■ Description of the task ■
Scan the listing below and copy every line holding "text".

-- Start of Entries shown --

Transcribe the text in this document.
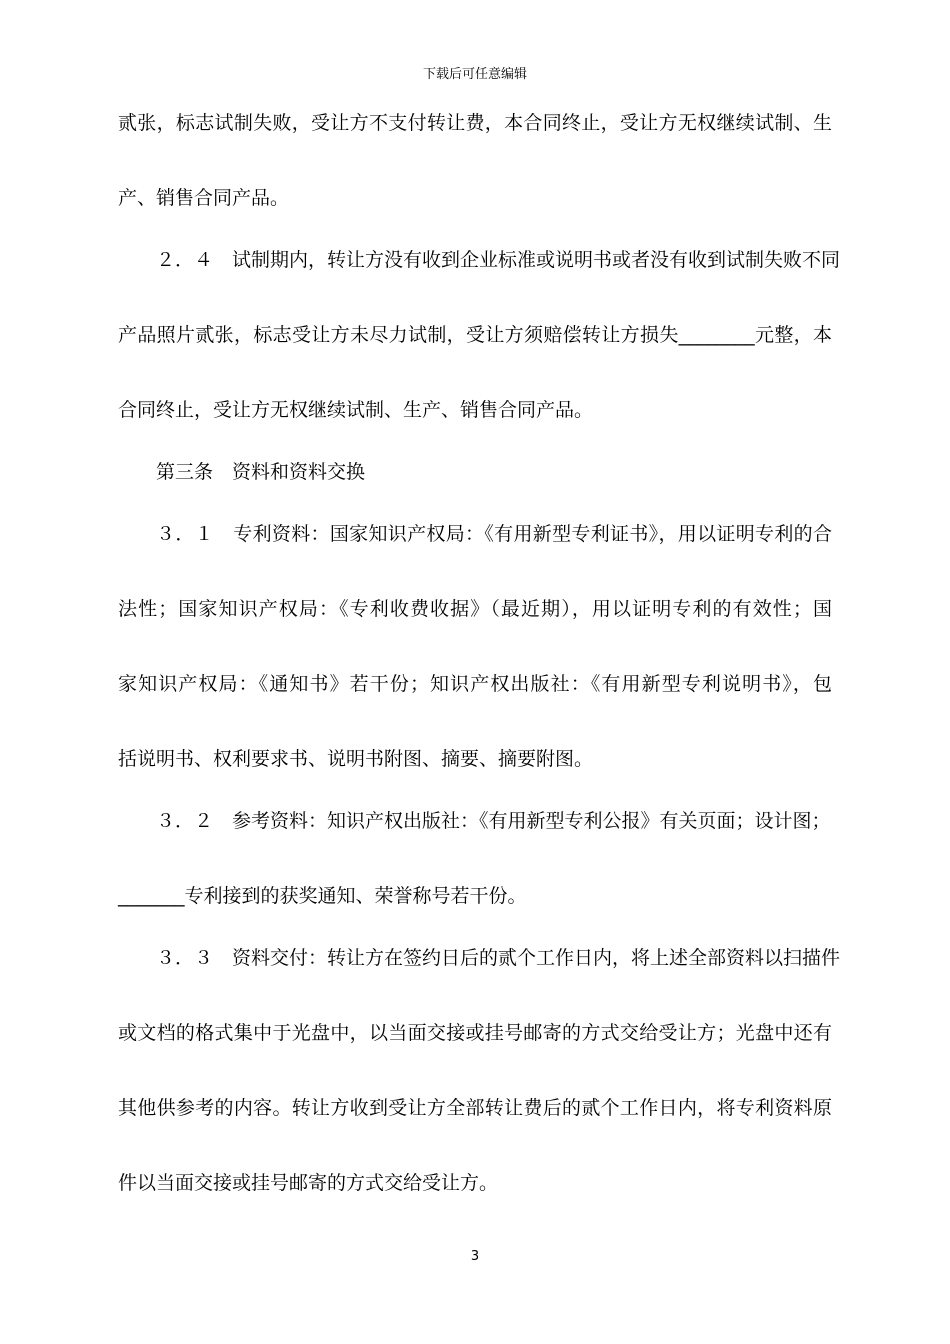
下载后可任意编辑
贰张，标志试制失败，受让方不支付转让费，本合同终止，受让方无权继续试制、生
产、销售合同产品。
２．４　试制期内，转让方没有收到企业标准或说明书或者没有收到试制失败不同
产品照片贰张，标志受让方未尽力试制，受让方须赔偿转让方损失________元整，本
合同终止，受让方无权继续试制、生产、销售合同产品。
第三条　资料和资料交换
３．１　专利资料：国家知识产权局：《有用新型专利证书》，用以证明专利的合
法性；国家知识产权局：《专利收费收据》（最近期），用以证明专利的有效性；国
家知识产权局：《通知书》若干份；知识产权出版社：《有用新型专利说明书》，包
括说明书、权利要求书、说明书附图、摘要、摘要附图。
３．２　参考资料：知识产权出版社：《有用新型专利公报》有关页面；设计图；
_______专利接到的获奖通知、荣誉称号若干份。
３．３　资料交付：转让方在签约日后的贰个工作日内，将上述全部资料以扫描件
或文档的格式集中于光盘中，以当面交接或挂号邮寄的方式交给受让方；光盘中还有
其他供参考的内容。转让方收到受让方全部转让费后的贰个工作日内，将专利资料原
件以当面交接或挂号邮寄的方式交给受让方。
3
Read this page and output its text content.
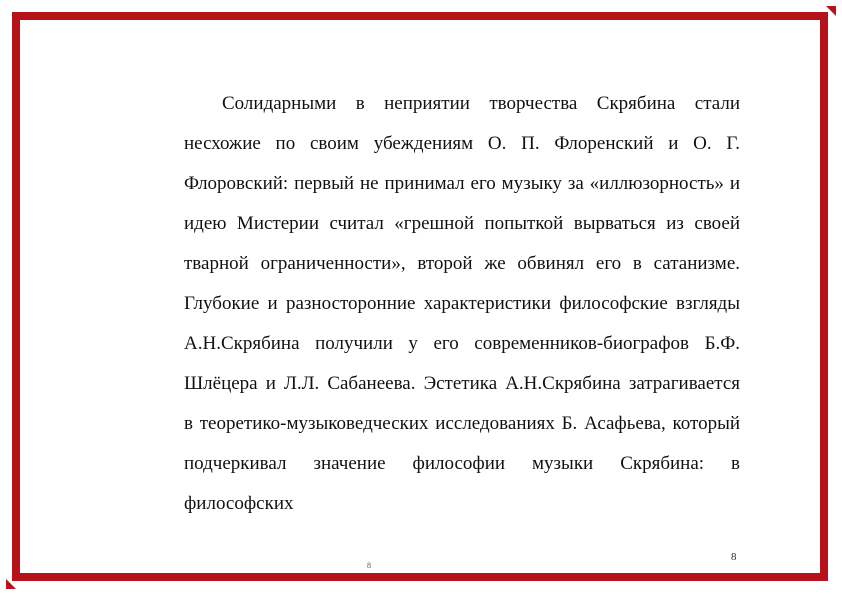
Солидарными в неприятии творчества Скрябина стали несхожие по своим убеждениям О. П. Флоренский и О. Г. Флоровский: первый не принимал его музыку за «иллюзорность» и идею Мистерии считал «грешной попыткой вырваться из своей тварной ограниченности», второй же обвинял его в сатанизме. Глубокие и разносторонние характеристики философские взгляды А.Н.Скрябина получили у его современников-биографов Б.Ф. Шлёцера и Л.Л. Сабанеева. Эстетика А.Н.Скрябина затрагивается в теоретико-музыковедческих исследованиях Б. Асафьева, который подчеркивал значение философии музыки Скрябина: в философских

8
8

-- End of Entries shown --
-- Start of Entries shown --

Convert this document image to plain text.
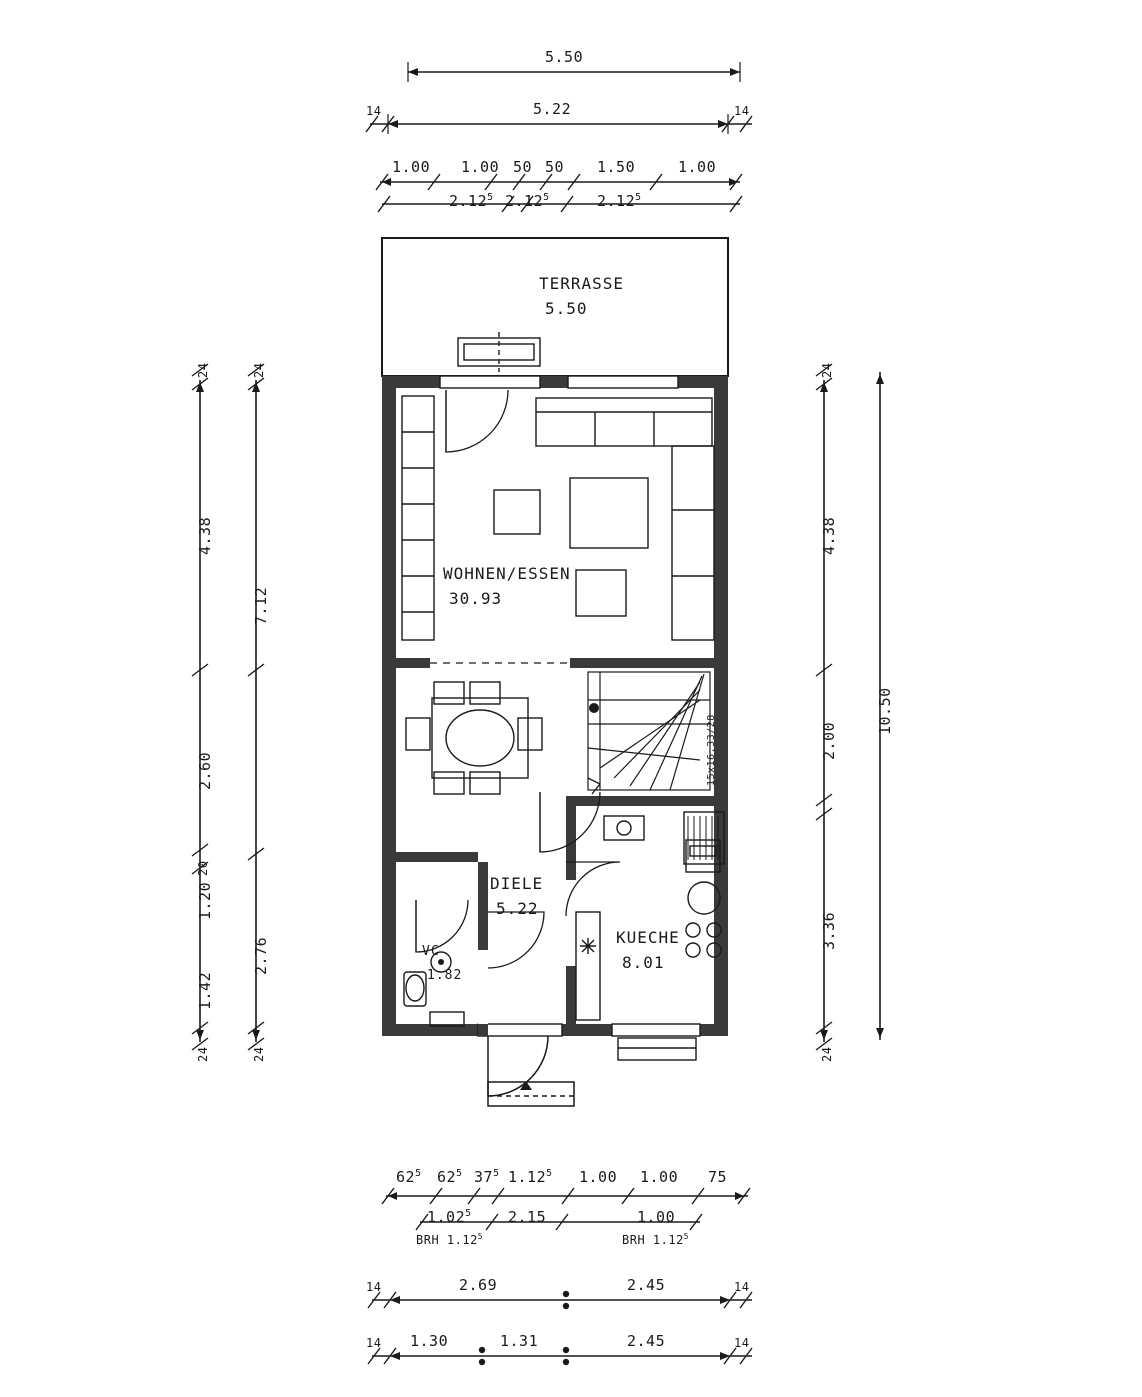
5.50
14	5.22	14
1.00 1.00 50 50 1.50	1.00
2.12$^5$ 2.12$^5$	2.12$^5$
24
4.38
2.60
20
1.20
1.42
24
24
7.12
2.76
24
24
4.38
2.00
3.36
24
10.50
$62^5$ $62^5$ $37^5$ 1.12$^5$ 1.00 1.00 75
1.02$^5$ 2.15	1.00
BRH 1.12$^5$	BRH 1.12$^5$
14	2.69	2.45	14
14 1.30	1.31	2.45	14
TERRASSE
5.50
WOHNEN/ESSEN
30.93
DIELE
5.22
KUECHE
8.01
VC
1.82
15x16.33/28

-- End of Entries shown --

■ Complete response ■
Transcribe the text in this document.
Read this page and output its text content.
Convert this document image to plain text.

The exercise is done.